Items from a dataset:

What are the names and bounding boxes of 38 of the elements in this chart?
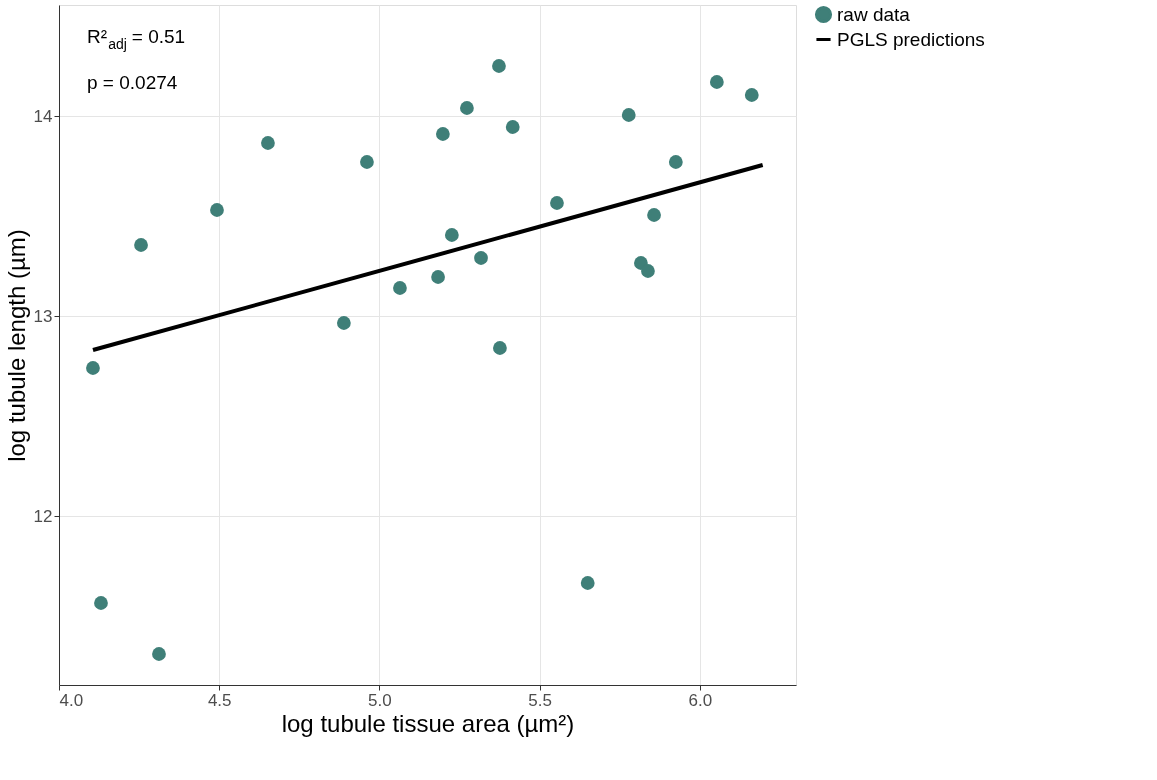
x-tick-label: 5.0 [368, 690, 392, 710]
point [647, 208, 661, 222]
point [435, 127, 450, 141]
y-axis-title: log tubule length (µm) [2, 229, 30, 462]
point [492, 59, 506, 73]
y-tick-label: 12 [33, 506, 53, 526]
point [474, 251, 488, 265]
point [460, 101, 474, 115]
point [393, 281, 407, 295]
point [505, 120, 520, 134]
annotation: p = 0.0274 [87, 72, 178, 93]
legend-label: PGLS predictions [837, 28, 985, 50]
x-tick-label: 4.0 [59, 690, 84, 710]
y-tick-label: 13 [33, 306, 53, 326]
point [580, 576, 595, 590]
point [336, 316, 351, 330]
point [493, 341, 507, 355]
x-axis-title: log tubule tissue area (µm²) [281, 709, 575, 737]
legend-label: raw data [837, 3, 911, 25]
point [744, 88, 759, 102]
point [641, 264, 655, 278]
point [152, 647, 166, 661]
y-tick-label: 14 [33, 106, 53, 126]
point [621, 108, 636, 122]
point [709, 75, 724, 89]
x-tick-label: 5.5 [528, 690, 552, 710]
point [261, 136, 275, 150]
point [210, 203, 224, 217]
point [668, 155, 683, 169]
point [94, 596, 108, 610]
point [444, 228, 459, 242]
x-tick-label: 6.0 [688, 690, 713, 710]
point [360, 155, 374, 169]
x-tick-label: 4.5 [207, 690, 232, 710]
point [86, 361, 100, 375]
point [134, 238, 148, 252]
point [431, 270, 445, 284]
point [550, 196, 564, 210]
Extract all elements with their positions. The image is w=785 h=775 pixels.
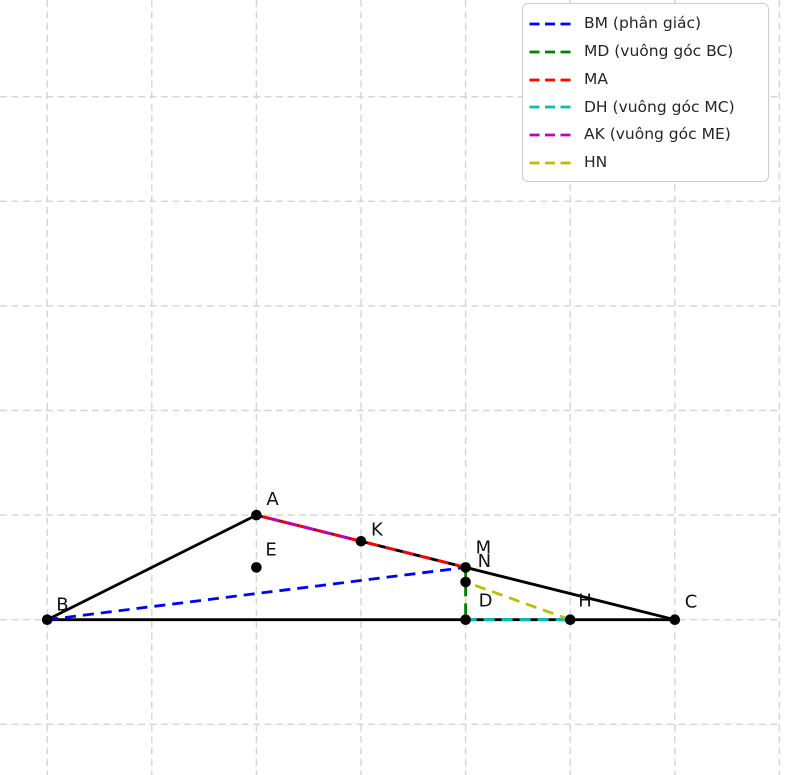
legend-entry: BM (phân giác)	[529, 10, 758, 38]
point-dot-K	[355, 535, 367, 547]
point-label-B: B	[56, 595, 68, 616]
legend-entry: MD (vuông góc BC)	[529, 38, 758, 66]
legend-entry: DH (vuông góc MC)	[529, 93, 758, 121]
legend-dash-sample	[529, 22, 571, 26]
legend-entry-label: DH (vuông góc MC)	[584, 97, 735, 116]
legend-dash-sample	[529, 78, 571, 81]
point-label-M: M	[476, 537, 492, 558]
point-label-A: A	[266, 489, 279, 510]
point-dot-E	[251, 562, 262, 573]
point-dot-D	[460, 614, 471, 625]
legend-entry-label: MD (vuông góc BC)	[584, 41, 734, 60]
legend-entry: HN	[529, 149, 758, 177]
legend-entry-label: AK (vuông góc ME)	[584, 125, 731, 144]
legend-entry: MA	[529, 66, 758, 94]
point-label-N: N	[478, 551, 491, 572]
triangle-side-BA	[45, 513, 258, 622]
point-dot-N	[460, 576, 471, 588]
point-label-D: D	[479, 591, 493, 612]
point-dot-M	[460, 562, 471, 573]
legend-entry: AK (vuông góc ME)	[529, 121, 758, 149]
legend-entry-label: HN	[584, 153, 608, 172]
point-label-E: E	[265, 539, 276, 560]
segment-AK	[256, 513, 362, 543]
point-dot-A	[251, 509, 262, 521]
point-label-K: K	[371, 519, 384, 540]
point-label-C: C	[685, 592, 698, 613]
legend-dash-sample	[529, 161, 571, 165]
legend-dash-sample	[529, 133, 571, 137]
segment-BM	[47, 566, 466, 622]
legend-entry-label: BM (phân giác)	[584, 14, 702, 33]
point-dot-C	[669, 614, 681, 625]
point-label-H: H	[578, 591, 592, 612]
segment-HN	[465, 580, 571, 622]
legend-entry-label: MA	[584, 69, 608, 88]
point-dot-B	[41, 614, 53, 625]
legend-dash-sample	[529, 50, 571, 54]
point-dot-H	[564, 614, 576, 625]
legend-dash-sample	[529, 105, 571, 109]
legend: BM (phân giác) MD (vuông góc BC) MA DH (vuô…	[522, 3, 769, 182]
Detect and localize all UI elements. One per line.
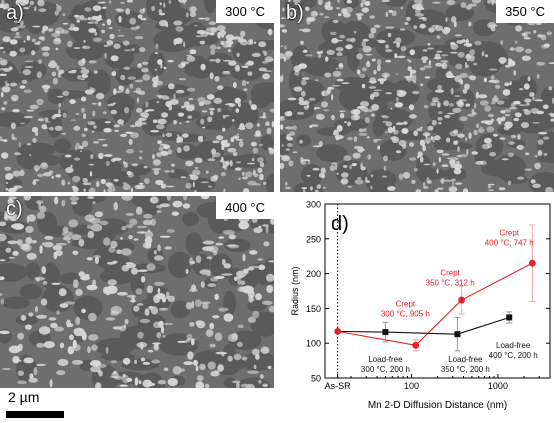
micrograph-panel-c: c) 400 °C [0, 196, 274, 388]
micrograph-panel-b: b) 350 °C [280, 0, 554, 192]
micrograph-panel-a: a) 300 °C [0, 0, 274, 192]
data-point-crept [334, 328, 341, 335]
chart-panel-d: 50 100 150 200 250 300 100 1000 As-SR Mn 2-D Diff… [279, 196, 554, 418]
panel-label-d: d) [331, 213, 349, 235]
x-tick-label: 100 [404, 381, 419, 391]
y-tick-label: 250 [306, 234, 321, 244]
micrograph-image-a [0, 0, 274, 192]
data-point-crept [529, 260, 536, 267]
data-point-load-free [454, 331, 460, 337]
x-axis-label: Mn 2-D Diffusion Distance (nm) [368, 400, 507, 411]
x-tick-label: 1000 [488, 381, 508, 391]
panel-label-b: b) [286, 2, 304, 25]
temperature-label-a: 300 °C [216, 0, 274, 23]
data-point-crept [458, 297, 465, 304]
y-tick-label: 150 [306, 304, 321, 314]
panel-label-a: a) [6, 2, 24, 25]
scale-bar [6, 411, 64, 418]
x-tick-label-as-sr: As-SR [325, 381, 352, 391]
y-tick-label: 50 [311, 374, 321, 384]
data-point-load-free [506, 314, 512, 320]
data-point-crept [412, 342, 419, 349]
micrograph-image-b [280, 0, 554, 192]
y-tick-label: 200 [306, 269, 321, 279]
temperature-label-c: 400 °C [216, 196, 274, 219]
y-tick-label: 300 [306, 200, 321, 210]
micrograph-image-c [0, 196, 274, 388]
radius-vs-diffusion-chart: 50 100 150 200 250 300 100 1000 As-SR Mn 2-D Diff… [279, 196, 554, 418]
data-point-load-free [382, 329, 388, 335]
temperature-label-b: 350 °C [496, 0, 554, 23]
y-tick-label: 100 [306, 339, 321, 349]
scale-bar-label: 2 µm [8, 389, 39, 405]
panel-label-c: c) [6, 198, 23, 221]
y-axis-label: Radius (nm) [290, 266, 300, 315]
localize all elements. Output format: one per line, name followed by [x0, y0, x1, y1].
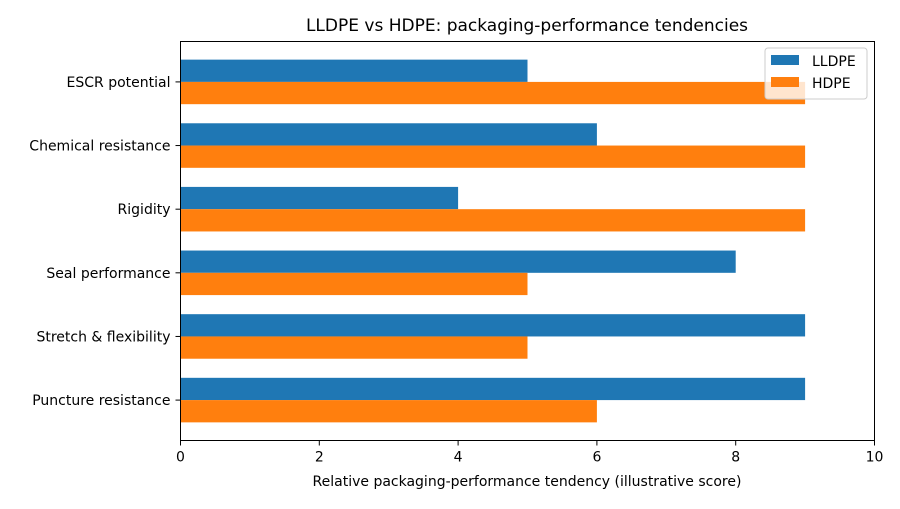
bar-lldpe-3	[180, 186, 459, 210]
y-tick-label: Puncture resistance	[32, 393, 170, 409]
legend-swatch-hdpe	[771, 77, 799, 87]
y-tick-label: Rigidity	[118, 202, 171, 218]
bar-lldpe-1	[180, 314, 806, 337]
bar-hdpe-2	[180, 272, 528, 296]
x-tick-label: 6	[592, 450, 601, 466]
legend-label-hdpe: HDPE	[812, 76, 851, 92]
legend: LLDPE HDPE	[764, 47, 868, 100]
y-tick-label: ESCR potential	[67, 75, 171, 91]
x-tick-label: 0	[176, 450, 185, 466]
plot-frame	[180, 41, 875, 441]
legend-swatch-lldpe	[771, 55, 799, 65]
bar-hdpe-1	[180, 336, 528, 359]
chart-title: LLDPE vs HDPE: packaging-performance ten…	[306, 16, 748, 36]
bar-lldpe-4	[180, 123, 597, 146]
x-tick-label: 10	[866, 450, 884, 466]
bar-lldpe-5	[180, 59, 528, 82]
x-tick-label: 4	[454, 450, 463, 466]
x-axis-label: Relative packaging-performance tendency …	[313, 474, 742, 490]
bar-hdpe-4	[180, 145, 806, 168]
bar-hdpe-3	[180, 209, 806, 232]
bar-hdpe-5	[180, 81, 806, 105]
legend-label-lldpe: LLDPE	[812, 54, 856, 70]
y-tick-label: Stretch & flexibility	[36, 329, 170, 345]
x-tick-label: 2	[315, 450, 324, 466]
y-tick-label: Chemical resistance	[29, 139, 170, 155]
bar-hdpe-0	[180, 400, 597, 423]
bar-lldpe-2	[180, 250, 736, 273]
y-tick-label: Seal performance	[46, 266, 170, 282]
x-tick-label: 8	[731, 450, 740, 466]
bar-lldpe-0	[180, 377, 806, 401]
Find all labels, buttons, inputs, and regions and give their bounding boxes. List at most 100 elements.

Exercise directions » Reproduce every line of the entries above verbatim, omitting the pictures.

Written response »
What are the names and bounding boxes of 38 of the elements in this chart?
x-tick-label: 5.0 [368, 690, 392, 710]
point [647, 208, 661, 222]
point [435, 127, 450, 141]
y-axis-title: log tubule length (µm) [2, 229, 30, 462]
point [492, 59, 506, 73]
y-tick-label: 12 [33, 506, 53, 526]
point [474, 251, 488, 265]
point [460, 101, 474, 115]
point [393, 281, 407, 295]
point [505, 120, 520, 134]
annotation: p = 0.0274 [87, 72, 178, 93]
legend-label: PGLS predictions [837, 28, 985, 50]
x-tick-label: 4.0 [59, 690, 84, 710]
y-tick-label: 13 [33, 306, 53, 326]
point [580, 576, 595, 590]
point [336, 316, 351, 330]
point [493, 341, 507, 355]
x-axis-title: log tubule tissue area (µm²) [281, 709, 575, 737]
legend-label: raw data [837, 3, 911, 25]
point [744, 88, 759, 102]
point [641, 264, 655, 278]
point [152, 647, 166, 661]
y-tick-label: 14 [33, 106, 53, 126]
point [621, 108, 636, 122]
point [709, 75, 724, 89]
x-tick-label: 5.5 [528, 690, 552, 710]
point [261, 136, 275, 150]
point [210, 203, 224, 217]
point [668, 155, 683, 169]
point [94, 596, 108, 610]
point [444, 228, 459, 242]
x-tick-label: 6.0 [688, 690, 713, 710]
point [360, 155, 374, 169]
x-tick-label: 4.5 [207, 690, 232, 710]
point [86, 361, 100, 375]
point [134, 238, 148, 252]
point [431, 270, 445, 284]
point [550, 196, 564, 210]
Extract all elements with their positions. The image is w=785 h=775 pixels.
legend-entry: BM (phân giác)	[529, 10, 758, 38]
point-dot-K	[355, 535, 367, 547]
point-label-B: B	[56, 595, 68, 616]
legend-entry: MD (vuông góc BC)	[529, 38, 758, 66]
legend-entry: DH (vuông góc MC)	[529, 93, 758, 121]
legend-dash-sample	[529, 22, 571, 26]
legend-entry-label: DH (vuông góc MC)	[584, 97, 735, 116]
legend-dash-sample	[529, 78, 571, 81]
point-label-M: M	[476, 537, 492, 558]
point-label-A: A	[266, 489, 279, 510]
point-dot-E	[251, 562, 262, 573]
point-dot-D	[460, 614, 471, 625]
legend-entry-label: MD (vuông góc BC)	[584, 41, 734, 60]
legend-entry: HN	[529, 149, 758, 177]
legend-entry-label: AK (vuông góc ME)	[584, 125, 731, 144]
legend-entry: MA	[529, 66, 758, 94]
point-label-N: N	[478, 551, 491, 572]
triangle-side-BA	[45, 513, 258, 622]
point-dot-N	[460, 576, 471, 588]
point-label-D: D	[479, 591, 493, 612]
point-dot-M	[460, 562, 471, 573]
legend-entry: AK (vuông góc ME)	[529, 121, 758, 149]
legend-entry-label: HN	[584, 153, 608, 172]
point-label-E: E	[265, 539, 276, 560]
segment-AK	[256, 513, 362, 543]
point-dot-A	[251, 509, 262, 521]
point-label-K: K	[371, 519, 384, 540]
point-label-C: C	[685, 592, 698, 613]
legend-dash-sample	[529, 161, 571, 165]
legend-dash-sample	[529, 133, 571, 137]
segment-BM	[47, 566, 466, 622]
legend-entry-label: BM (phân giác)	[584, 14, 702, 33]
point-dot-C	[669, 614, 681, 625]
point-label-H: H	[578, 591, 592, 612]
segment-HN	[465, 580, 571, 622]
legend-entry-label: MA	[584, 69, 608, 88]
point-dot-B	[41, 614, 53, 625]
legend-dash-sample	[529, 50, 571, 54]
point-dot-H	[564, 614, 576, 625]
legend-dash-sample	[529, 105, 571, 109]
legend: BM (phân giác) MD (vuông góc BC) MA DH (vuô…	[522, 3, 769, 182]
Detect and localize all UI elements. One per line.
micrograph-panel-c: c) 400 °C [0, 196, 274, 388]
micrograph-panel-b: b) 350 °C [280, 0, 554, 192]
micrograph-panel-a: a) 300 °C [0, 0, 274, 192]
data-point-crept [334, 328, 341, 335]
chart-panel-d: 50 100 150 200 250 300 100 1000 As-SR Mn 2-D Diff… [279, 196, 554, 418]
panel-label-d: d) [331, 213, 349, 235]
x-tick-label: 100 [404, 381, 419, 391]
y-tick-label: 250 [306, 234, 321, 244]
micrograph-image-a [0, 0, 274, 192]
data-point-crept [529, 260, 536, 267]
data-point-load-free [454, 331, 460, 337]
x-axis-label: Mn 2-D Diffusion Distance (nm) [368, 400, 507, 411]
x-tick-label: 1000 [488, 381, 508, 391]
panel-label-b: b) [286, 2, 304, 25]
temperature-label-a: 300 °C [216, 0, 274, 23]
data-point-crept [458, 297, 465, 304]
y-tick-label: 150 [306, 304, 321, 314]
panel-label-a: a) [6, 2, 24, 25]
scale-bar [6, 411, 64, 418]
x-tick-label-as-sr: As-SR [325, 381, 352, 391]
y-tick-label: 50 [311, 374, 321, 384]
data-point-load-free [506, 314, 512, 320]
data-point-crept [412, 342, 419, 349]
micrograph-image-b [280, 0, 554, 192]
y-tick-label: 200 [306, 269, 321, 279]
temperature-label-c: 400 °C [216, 196, 274, 219]
y-tick-label: 300 [306, 200, 321, 210]
micrograph-image-c [0, 196, 274, 388]
radius-vs-diffusion-chart: 50 100 150 200 250 300 100 1000 As-SR Mn 2-D Diff… [279, 196, 554, 418]
data-point-load-free [382, 329, 388, 335]
temperature-label-b: 350 °C [496, 0, 554, 23]
y-tick-label: 100 [306, 339, 321, 349]
scale-bar-label: 2 µm [8, 389, 39, 405]
panel-label-c: c) [6, 198, 23, 221]
y-axis-label: Radius (nm) [290, 266, 300, 315]
localize all elements. Output format: one per line, name followed by [x0, y0, x1, y1].
bar-lldpe-3	[180, 186, 459, 210]
y-tick-label: Puncture resistance	[32, 393, 170, 409]
legend-swatch-hdpe	[771, 77, 799, 87]
y-tick-label: Rigidity	[118, 202, 171, 218]
bar-lldpe-1	[180, 314, 806, 337]
bar-hdpe-2	[180, 272, 528, 296]
x-tick-label: 6	[592, 450, 601, 466]
legend-label-hdpe: HDPE	[812, 76, 851, 92]
legend: LLDPE HDPE	[764, 47, 868, 100]
y-tick-label: ESCR potential	[67, 75, 171, 91]
x-tick-label: 0	[176, 450, 185, 466]
plot-frame	[180, 41, 875, 441]
legend-swatch-lldpe	[771, 55, 799, 65]
bar-hdpe-1	[180, 336, 528, 359]
chart-title: LLDPE vs HDPE: packaging-performance ten…	[306, 16, 748, 36]
bar-lldpe-4	[180, 123, 597, 146]
x-tick-label: 10	[866, 450, 884, 466]
bar-lldpe-5	[180, 59, 528, 82]
x-tick-label: 4	[454, 450, 463, 466]
x-axis-label: Relative packaging-performance tendency …	[313, 474, 742, 490]
bar-hdpe-4	[180, 145, 806, 168]
bar-hdpe-3	[180, 209, 806, 232]
bar-hdpe-5	[180, 81, 806, 105]
legend-label-lldpe: LLDPE	[812, 54, 856, 70]
y-tick-label: Stretch & flexibility	[36, 329, 170, 345]
x-tick-label: 2	[315, 450, 324, 466]
y-tick-label: Chemical resistance	[29, 139, 170, 155]
bar-hdpe-0	[180, 400, 597, 423]
bar-lldpe-2	[180, 250, 736, 273]
y-tick-label: Seal performance	[46, 266, 170, 282]
x-tick-label: 8	[731, 450, 740, 466]
bar-lldpe-0	[180, 377, 806, 401]
Find all labels, buttons, inputs, and regions and give their bounding boxes. List at most 100 elements.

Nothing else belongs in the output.